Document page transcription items
+ + + +
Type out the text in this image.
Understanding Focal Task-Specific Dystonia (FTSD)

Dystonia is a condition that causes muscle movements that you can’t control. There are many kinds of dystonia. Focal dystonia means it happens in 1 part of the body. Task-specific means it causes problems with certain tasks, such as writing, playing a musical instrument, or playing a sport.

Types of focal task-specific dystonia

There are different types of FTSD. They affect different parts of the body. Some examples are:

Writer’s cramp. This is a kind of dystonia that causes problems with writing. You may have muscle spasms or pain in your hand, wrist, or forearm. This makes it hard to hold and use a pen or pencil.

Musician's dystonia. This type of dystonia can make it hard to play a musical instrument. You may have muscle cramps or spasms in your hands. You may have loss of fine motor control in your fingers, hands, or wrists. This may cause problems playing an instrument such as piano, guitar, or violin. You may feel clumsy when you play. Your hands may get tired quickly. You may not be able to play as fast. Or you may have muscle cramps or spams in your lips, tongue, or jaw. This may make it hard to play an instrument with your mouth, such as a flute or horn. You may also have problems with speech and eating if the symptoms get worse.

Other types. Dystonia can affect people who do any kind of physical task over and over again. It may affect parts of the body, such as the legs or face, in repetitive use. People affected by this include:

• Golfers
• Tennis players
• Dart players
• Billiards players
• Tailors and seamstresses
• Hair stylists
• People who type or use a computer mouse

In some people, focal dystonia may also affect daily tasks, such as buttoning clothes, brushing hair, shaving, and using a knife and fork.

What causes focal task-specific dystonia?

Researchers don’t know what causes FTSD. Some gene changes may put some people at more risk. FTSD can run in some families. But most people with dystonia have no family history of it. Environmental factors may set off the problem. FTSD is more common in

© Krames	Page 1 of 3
+ + + +
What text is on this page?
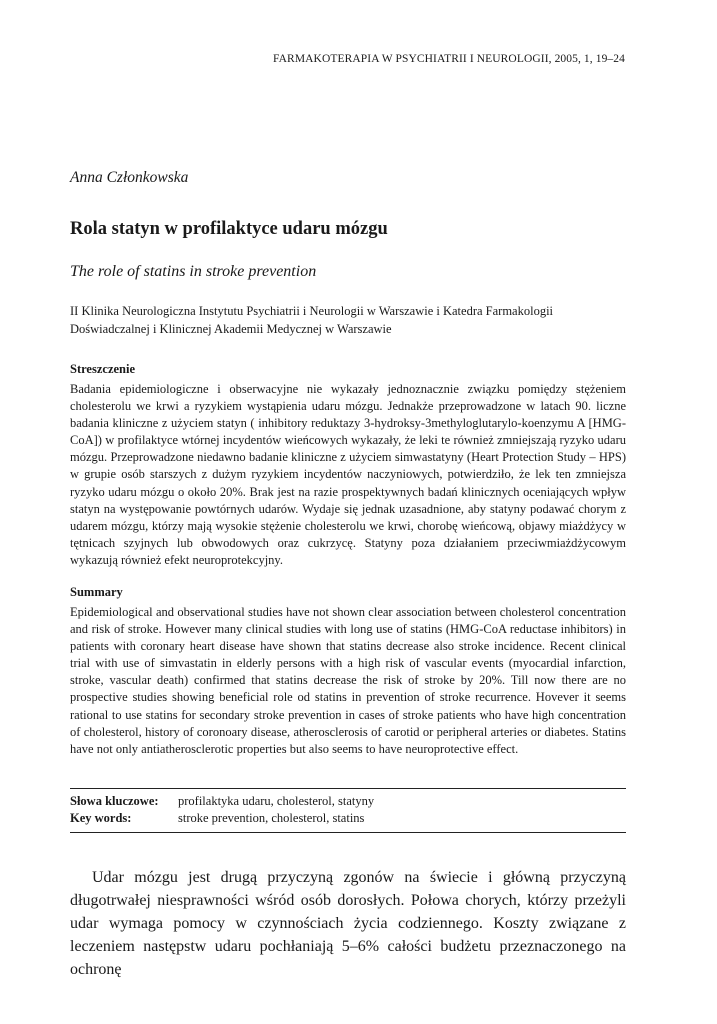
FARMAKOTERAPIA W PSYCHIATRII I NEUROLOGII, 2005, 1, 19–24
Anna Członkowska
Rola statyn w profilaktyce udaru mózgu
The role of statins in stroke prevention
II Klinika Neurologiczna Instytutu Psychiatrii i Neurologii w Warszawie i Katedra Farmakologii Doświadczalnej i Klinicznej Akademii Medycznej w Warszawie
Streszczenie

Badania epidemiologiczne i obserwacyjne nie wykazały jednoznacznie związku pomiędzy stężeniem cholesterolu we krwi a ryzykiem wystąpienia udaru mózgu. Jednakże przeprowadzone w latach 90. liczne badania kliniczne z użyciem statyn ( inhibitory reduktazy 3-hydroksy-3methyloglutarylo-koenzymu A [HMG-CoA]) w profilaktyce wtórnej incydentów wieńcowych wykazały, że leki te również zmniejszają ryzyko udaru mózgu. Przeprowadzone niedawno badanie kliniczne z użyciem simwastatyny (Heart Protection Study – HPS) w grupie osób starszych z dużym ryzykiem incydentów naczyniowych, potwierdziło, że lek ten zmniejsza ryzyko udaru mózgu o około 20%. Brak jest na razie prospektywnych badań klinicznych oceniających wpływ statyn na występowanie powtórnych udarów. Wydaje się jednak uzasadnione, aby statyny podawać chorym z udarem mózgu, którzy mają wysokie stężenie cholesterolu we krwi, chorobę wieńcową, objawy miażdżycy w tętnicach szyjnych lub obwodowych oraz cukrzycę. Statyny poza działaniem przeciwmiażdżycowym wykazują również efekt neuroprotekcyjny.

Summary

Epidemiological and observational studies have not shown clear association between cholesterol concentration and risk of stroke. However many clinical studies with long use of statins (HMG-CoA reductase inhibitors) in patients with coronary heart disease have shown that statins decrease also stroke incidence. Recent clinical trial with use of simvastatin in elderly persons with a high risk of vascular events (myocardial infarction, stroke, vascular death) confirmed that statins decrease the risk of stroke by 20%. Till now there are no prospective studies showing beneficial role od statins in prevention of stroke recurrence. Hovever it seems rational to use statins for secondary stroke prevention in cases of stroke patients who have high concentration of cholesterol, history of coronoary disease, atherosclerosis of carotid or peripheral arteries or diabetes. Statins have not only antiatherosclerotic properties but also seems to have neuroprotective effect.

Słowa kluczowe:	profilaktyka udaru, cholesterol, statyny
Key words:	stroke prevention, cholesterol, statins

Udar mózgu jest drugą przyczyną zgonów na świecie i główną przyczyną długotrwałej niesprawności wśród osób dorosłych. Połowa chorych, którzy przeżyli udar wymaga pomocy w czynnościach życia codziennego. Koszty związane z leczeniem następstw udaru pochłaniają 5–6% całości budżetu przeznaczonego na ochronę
+ + + +
Determine how many lines in the entries above hold the string "parts", then report that number and nothing further.

## SOLUTION FOR THIS PROBLEM
2